▶ [Task directions] Transcribe all of the records precisely as they are presented.

▶ [Exercise input]
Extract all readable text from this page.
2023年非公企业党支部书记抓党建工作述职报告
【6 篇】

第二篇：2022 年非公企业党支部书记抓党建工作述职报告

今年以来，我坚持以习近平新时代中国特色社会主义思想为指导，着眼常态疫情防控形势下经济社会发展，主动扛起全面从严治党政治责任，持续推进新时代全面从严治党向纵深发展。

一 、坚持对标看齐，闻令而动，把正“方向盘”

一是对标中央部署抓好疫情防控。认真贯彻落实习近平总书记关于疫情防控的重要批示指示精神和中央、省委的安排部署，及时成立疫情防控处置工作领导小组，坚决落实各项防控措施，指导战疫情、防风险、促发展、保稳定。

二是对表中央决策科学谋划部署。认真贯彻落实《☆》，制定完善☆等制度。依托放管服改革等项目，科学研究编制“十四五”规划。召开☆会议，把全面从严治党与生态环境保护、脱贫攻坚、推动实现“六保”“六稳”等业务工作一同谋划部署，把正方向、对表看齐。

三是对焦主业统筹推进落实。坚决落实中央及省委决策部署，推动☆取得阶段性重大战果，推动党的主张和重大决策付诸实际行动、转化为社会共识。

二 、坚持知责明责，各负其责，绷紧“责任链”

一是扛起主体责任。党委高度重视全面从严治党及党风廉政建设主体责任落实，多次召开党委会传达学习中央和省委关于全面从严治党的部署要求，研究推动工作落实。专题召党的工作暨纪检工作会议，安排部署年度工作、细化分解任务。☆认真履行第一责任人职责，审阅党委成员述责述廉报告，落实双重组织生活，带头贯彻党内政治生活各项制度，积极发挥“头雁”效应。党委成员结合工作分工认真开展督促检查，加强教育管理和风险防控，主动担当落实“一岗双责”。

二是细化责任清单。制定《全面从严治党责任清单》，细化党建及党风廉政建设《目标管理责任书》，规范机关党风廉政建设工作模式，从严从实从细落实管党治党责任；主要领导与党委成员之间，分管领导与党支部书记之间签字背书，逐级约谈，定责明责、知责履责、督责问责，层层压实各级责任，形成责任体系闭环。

▶ [Output of the exercise]
Extract all readable text from this page.
2023年非公企业党支部书记抓党建工作述职报告
【6 篇】

第二篇：2022 年非公企业党支部书记抓党建工作述职报告

今年以来，我坚持以习近平新时代中国特色社会主义思想为指导，着眼常态疫情防控形势下经济社会发展，主动扛起全面从严治党政治责任，持续推进新时代全面从严治党向纵深发展。

一 、坚持对标看齐，闻令而动，把正“方向盘”

一是对标中央部署抓好疫情防控。认真贯彻落实习近平总书记关于疫情防控的重要批示指示精神和中央、省委的安排部署，及时成立疫情防控处置工作领导小组，坚决落实各项防控措施，指导战疫情、防风险、促发展、保稳定。

二是对表中央决策科学谋划部署。认真贯彻落实《☆》，制定完善☆等制度。依托放管服改革等项目，科学研究编制“十四五”规划。召开☆会议，把全面从严治党与生态环境保护、脱贫攻坚、推动实现“六保”“六稳”等业务工作一同谋划部署，把正方向、对表看齐。

三是对焦主业统筹推进落实。坚决落实中央及省委决策部署，推动☆取得阶段性重大战果，推动党的主张和重大决策付诸实际行动、转化为社会共识。

二 、坚持知责明责，各负其责，绷紧“责任链”

一是扛起主体责任。党委高度重视全面从严治党及党风廉政建设主体责任落实，多次召开党委会传达学习中央和省委关于全面从严治党的部署要求，研究推动工作落实。专题召党的工作暨纪检工作会议，安排部署年度工作、细化分解任务。☆认真履行第一责任人职责，审阅党委成员述责述廉报告，落实双重组织生活，带头贯彻党内政治生活各项制度，积极发挥“头雁”效应。党委成员结合工作分工认真开展督促检查，加强教育管理和风险防控，主动担当落实“一岗双责”。

二是细化责任清单。制定《全面从严治党责任清单》，细化党建及党风廉政建设《目标管理责任书》，规范机关党风廉政建设工作模式，从严从实从细落实管党治党责任；主要领导与党委成员之间，分管领导与党支部书记之间签字背书，逐级约谈，定责明责、知责履责、督责问责，层层压实各级责任，形成责任体系闭环。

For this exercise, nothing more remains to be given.